>> Begin PROVIDED DATA
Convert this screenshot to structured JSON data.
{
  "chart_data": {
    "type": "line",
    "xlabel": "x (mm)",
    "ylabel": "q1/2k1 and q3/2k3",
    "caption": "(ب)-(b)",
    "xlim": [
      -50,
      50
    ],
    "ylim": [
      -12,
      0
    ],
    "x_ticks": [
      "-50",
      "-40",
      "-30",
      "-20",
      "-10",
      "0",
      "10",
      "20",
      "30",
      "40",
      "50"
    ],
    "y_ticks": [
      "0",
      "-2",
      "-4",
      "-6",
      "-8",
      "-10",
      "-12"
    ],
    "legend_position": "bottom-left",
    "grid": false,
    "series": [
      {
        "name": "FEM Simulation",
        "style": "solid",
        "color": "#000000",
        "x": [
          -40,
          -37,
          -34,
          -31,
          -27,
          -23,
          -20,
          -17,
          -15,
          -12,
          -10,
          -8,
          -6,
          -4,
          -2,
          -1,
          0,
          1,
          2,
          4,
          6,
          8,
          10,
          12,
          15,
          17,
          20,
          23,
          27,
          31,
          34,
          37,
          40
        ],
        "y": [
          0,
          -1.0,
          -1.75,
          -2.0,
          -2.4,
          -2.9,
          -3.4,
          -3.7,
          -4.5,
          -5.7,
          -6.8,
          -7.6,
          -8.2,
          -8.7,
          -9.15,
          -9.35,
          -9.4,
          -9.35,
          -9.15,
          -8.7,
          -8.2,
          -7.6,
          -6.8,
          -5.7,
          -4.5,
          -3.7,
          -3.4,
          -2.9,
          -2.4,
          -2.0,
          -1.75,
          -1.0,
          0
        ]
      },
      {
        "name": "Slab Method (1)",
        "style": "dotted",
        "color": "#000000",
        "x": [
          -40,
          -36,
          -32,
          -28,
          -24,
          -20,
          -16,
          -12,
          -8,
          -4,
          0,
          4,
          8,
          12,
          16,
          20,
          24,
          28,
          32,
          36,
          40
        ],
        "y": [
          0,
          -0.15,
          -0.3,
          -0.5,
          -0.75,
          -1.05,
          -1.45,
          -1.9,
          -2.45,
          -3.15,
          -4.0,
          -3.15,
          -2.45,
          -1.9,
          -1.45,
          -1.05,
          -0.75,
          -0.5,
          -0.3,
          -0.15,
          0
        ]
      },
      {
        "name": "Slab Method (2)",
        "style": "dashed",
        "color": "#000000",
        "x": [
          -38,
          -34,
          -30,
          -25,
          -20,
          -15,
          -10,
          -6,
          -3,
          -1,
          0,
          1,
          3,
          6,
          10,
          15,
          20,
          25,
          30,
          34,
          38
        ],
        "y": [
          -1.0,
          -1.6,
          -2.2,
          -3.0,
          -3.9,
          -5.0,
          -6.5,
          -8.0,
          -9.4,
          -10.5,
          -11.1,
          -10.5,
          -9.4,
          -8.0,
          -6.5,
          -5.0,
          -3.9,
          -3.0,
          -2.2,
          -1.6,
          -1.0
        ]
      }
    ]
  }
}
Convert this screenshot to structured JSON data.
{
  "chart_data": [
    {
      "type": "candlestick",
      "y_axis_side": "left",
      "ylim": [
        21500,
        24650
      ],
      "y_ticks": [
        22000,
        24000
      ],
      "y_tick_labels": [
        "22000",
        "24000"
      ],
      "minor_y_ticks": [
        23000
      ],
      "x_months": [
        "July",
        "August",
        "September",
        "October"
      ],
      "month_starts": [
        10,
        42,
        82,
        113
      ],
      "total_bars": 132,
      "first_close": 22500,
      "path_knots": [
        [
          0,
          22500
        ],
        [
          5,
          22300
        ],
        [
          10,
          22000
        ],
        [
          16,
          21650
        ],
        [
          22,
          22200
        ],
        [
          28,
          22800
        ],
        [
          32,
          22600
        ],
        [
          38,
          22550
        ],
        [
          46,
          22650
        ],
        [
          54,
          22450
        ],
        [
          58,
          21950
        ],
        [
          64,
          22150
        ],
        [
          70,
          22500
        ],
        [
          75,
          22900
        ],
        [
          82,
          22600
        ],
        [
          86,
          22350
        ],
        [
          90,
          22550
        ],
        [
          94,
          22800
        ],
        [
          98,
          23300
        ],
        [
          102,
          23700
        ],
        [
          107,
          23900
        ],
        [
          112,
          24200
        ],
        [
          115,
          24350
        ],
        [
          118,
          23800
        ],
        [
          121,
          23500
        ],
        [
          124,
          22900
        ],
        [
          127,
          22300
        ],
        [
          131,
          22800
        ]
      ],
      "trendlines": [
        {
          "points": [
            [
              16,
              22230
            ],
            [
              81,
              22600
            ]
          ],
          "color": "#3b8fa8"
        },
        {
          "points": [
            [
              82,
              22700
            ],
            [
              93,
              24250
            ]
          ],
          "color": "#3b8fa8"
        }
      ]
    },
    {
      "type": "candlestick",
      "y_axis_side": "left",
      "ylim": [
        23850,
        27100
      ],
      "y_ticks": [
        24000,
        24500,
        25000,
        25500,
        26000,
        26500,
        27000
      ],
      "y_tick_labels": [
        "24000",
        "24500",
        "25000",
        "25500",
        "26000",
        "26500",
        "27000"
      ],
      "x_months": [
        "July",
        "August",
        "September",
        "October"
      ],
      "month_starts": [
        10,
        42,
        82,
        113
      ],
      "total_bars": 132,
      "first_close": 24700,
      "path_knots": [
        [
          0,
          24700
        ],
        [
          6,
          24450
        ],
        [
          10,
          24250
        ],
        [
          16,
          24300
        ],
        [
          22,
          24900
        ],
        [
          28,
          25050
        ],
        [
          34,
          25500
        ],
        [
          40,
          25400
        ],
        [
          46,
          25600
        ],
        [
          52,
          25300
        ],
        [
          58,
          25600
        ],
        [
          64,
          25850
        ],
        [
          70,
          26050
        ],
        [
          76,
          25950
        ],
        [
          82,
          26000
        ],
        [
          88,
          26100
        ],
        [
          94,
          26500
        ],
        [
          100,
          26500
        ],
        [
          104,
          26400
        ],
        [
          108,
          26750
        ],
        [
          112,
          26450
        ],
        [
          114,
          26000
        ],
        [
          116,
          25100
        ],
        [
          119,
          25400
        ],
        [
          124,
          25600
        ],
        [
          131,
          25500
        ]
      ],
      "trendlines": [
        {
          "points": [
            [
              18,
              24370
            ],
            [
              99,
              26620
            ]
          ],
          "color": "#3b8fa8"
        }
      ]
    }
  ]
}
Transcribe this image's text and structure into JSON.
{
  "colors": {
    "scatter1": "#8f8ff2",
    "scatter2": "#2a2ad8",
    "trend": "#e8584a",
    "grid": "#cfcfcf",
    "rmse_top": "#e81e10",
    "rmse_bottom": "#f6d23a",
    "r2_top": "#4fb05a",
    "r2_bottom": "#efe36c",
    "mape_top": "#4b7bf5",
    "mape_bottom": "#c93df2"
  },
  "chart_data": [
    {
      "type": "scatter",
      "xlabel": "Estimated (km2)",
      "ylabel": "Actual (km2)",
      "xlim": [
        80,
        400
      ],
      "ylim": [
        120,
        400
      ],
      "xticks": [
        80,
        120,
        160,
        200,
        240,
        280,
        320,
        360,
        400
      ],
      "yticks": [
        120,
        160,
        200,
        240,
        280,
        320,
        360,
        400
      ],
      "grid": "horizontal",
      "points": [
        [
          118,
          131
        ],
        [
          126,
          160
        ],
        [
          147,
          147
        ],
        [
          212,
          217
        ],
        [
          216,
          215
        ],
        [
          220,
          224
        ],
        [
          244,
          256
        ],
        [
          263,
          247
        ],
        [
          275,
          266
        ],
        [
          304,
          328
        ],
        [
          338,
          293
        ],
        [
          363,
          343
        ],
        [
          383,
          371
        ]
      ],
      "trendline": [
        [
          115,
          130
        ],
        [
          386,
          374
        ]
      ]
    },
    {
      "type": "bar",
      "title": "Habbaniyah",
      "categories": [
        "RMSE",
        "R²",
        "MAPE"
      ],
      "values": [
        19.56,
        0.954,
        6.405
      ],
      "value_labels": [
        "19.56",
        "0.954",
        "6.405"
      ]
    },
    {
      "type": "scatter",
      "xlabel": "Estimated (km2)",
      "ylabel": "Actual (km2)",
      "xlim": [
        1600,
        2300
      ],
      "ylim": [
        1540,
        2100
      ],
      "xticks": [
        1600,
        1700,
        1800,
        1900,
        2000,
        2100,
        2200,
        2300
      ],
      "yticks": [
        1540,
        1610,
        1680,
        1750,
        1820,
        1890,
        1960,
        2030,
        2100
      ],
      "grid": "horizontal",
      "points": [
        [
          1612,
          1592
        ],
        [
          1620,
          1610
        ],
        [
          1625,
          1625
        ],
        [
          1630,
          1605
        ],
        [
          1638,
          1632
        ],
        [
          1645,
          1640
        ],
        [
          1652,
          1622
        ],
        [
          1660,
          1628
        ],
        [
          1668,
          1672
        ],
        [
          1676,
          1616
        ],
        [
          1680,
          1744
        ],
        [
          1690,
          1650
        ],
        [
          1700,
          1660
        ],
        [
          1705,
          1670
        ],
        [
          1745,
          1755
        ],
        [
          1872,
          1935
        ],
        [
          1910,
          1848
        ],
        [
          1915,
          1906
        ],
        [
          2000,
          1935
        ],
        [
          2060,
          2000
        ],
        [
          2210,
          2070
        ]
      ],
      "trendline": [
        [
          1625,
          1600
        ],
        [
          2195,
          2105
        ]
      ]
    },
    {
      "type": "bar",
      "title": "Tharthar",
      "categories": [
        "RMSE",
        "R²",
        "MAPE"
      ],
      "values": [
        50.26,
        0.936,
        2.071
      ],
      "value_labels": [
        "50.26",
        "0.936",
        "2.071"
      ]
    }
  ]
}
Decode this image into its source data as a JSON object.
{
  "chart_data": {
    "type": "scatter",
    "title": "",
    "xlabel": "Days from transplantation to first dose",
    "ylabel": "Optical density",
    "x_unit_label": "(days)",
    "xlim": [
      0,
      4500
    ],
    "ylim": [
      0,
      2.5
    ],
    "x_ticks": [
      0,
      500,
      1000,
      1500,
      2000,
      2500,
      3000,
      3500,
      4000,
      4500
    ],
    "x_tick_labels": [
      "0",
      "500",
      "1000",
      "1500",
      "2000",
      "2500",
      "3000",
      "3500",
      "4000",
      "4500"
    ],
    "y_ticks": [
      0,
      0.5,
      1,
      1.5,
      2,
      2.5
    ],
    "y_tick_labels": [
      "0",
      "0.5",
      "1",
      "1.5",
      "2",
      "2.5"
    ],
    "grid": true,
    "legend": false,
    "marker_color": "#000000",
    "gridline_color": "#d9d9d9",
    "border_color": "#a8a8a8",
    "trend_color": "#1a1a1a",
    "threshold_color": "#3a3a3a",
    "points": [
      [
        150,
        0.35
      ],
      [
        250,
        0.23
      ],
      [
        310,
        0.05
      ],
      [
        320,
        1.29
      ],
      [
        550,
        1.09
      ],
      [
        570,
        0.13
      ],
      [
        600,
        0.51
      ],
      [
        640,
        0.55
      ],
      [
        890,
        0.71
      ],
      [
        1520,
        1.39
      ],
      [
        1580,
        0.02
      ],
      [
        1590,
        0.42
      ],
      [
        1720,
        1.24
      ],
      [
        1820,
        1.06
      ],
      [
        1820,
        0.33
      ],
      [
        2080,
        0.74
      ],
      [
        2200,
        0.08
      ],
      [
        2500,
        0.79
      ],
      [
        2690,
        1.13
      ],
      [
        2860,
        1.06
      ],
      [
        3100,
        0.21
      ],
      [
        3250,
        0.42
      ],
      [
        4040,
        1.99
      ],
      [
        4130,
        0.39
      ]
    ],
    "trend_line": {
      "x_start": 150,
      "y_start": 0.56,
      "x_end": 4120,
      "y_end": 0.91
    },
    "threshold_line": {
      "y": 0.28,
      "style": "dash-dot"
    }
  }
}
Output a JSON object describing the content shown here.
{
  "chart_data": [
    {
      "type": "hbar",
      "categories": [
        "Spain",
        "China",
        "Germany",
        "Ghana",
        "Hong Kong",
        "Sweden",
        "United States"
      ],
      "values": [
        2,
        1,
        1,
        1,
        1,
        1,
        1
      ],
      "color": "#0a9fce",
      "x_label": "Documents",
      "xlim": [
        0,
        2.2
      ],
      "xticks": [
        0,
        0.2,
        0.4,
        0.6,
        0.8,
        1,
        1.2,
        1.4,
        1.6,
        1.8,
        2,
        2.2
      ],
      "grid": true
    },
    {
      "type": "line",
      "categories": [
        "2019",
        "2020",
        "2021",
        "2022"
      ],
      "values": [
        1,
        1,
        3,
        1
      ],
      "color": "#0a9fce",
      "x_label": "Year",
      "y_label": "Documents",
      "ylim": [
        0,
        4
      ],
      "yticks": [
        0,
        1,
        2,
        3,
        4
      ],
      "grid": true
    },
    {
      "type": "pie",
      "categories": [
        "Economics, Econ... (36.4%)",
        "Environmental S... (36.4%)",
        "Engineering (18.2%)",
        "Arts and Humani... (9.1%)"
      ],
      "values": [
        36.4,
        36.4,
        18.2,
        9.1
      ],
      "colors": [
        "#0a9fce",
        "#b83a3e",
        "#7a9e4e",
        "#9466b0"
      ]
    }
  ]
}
>> End PROVIDED DATA
§ **TO DO**
Read the lines above. Gather those in which the string "ylabel" is found.

§ **COMPLETED EXERCISE**
    "ylabel": "q1/2k1 and q3/2k3",
      "ylabel": "Actual (km2)",
      "ylabel": "Actual (km2)",
    "ylabel": "Optical density",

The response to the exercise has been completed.